# start of SELECTED PASSAGE

Chapter IV – Unfair competition :

In general : 1 – Definition :

Section 56. Unfair competition is the abuse of economic competition in any manner by means of deceitful acts or other acts incompatible with good faith.

II- Acts incompatible with good faith:

Section 57. Acts incompatible with good faith are as follows:

1- Discrediting others or their goods, their activities, or the products of their work or their commercial affairs by means of wrong, deceitful or uselessly offensive statements;

2- Giving information contrary to truth regarding the morality or financial capacity of another person;

3- Giving wrong or deceitful information regarding one’s own situation, goods and the products of one’s work, one’s commercial activitiy or commercial affairs of acting in the same manner regarding third persons and putting them in a situation above their competitors.

4- Acting as if one had obtained a distinction, degree or reward without having obtained the same and trying to create thus the impression that one has exceptional capacities or using false titles or professional names which are liable to create this impression.

# end of SELECTED PASSAGE
# start of RECORDS SHOWN

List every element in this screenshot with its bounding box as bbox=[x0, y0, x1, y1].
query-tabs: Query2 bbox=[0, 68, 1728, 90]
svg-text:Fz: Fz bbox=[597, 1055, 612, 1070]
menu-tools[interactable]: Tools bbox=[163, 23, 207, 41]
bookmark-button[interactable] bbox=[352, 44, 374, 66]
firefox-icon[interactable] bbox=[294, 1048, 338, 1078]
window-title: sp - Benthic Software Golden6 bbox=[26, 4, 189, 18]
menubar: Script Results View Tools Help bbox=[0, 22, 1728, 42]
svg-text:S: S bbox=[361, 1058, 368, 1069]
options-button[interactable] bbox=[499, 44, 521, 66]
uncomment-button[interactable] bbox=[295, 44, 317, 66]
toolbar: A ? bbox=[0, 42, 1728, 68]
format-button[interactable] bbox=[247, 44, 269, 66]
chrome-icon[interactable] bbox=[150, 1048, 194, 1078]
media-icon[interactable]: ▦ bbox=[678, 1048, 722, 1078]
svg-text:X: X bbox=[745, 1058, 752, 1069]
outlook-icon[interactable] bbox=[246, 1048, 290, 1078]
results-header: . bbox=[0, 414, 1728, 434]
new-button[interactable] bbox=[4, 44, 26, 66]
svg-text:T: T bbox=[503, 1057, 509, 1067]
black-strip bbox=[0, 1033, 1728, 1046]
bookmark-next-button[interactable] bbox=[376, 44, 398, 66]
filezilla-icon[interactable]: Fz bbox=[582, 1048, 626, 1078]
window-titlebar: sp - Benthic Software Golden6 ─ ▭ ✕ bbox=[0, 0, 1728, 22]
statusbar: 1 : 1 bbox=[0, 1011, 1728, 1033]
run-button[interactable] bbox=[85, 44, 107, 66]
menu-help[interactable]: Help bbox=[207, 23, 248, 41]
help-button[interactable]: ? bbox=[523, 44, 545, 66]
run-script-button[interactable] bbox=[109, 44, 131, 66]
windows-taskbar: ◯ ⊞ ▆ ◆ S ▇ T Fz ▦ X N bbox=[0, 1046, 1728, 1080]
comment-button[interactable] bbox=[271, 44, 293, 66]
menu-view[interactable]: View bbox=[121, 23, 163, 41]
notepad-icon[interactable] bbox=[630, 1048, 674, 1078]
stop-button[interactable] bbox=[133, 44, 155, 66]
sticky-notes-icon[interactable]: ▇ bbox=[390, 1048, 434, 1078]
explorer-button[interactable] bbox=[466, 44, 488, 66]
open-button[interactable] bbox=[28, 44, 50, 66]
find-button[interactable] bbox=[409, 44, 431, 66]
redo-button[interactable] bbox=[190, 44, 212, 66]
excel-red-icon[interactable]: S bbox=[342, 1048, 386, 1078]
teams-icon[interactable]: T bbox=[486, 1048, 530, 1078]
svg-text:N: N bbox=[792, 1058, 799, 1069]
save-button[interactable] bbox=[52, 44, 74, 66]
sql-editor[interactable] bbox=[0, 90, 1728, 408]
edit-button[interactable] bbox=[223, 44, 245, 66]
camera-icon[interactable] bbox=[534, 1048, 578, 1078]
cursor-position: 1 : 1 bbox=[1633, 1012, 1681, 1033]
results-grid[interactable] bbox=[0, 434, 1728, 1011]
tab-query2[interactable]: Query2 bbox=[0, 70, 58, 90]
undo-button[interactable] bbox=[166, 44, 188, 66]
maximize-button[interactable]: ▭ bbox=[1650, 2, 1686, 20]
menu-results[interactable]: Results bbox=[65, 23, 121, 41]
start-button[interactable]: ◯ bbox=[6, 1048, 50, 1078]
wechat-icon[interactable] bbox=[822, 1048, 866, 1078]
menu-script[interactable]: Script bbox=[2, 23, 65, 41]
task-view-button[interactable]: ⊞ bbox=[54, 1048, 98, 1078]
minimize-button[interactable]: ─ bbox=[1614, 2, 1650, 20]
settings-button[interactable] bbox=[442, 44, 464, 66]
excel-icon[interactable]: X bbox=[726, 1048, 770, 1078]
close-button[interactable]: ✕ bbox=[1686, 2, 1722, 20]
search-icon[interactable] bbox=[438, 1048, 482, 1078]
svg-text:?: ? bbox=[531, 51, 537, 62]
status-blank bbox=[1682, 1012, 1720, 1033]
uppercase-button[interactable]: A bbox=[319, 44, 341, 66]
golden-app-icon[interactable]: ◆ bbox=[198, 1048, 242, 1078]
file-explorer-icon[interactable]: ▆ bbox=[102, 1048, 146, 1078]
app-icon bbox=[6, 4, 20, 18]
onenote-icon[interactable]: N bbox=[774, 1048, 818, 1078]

# end of RECORDS SHOWN

■ SHORT TASK
Continue the passage on unfair competition after its last sentence, keeping its legal style.

■ TASK OUTPUT
5- Trying to create confusion with the goods and products of the work, the activity or the commercial undertaking of another person or having recourse to measures likely to create this confusion, particularly using names, titles, marks, signs and similar distinctive means legally used by another person, or selling or keeping for a reason other that personal needs, goods giving place to confusion, knowingly or unknowingly.

6- Assuring or promising to the employees, agents or other assistans or third persons advantages to which they are not entitled with a wiev or in a manner to secure advantages for self or for others by inciting them to fail in their duty.

7- Deducing the employees, agents or other assistants and getting them to divulge or obtain the trading or manufacturing secrets of their employer or of his agents.

8- Taking an illicit advantage from trading or manufacturing secrets obtained or learnt in a manner incompatible with good faith or divulging them to others.

9- Issueing certificates of good conduct or capacity, contrary to truth so as to deceive persons of good faith.

10- Failing to comply with the conditions of working life determined by laws, regulations, contracts and professional or local customs which are also effective as regards competitors.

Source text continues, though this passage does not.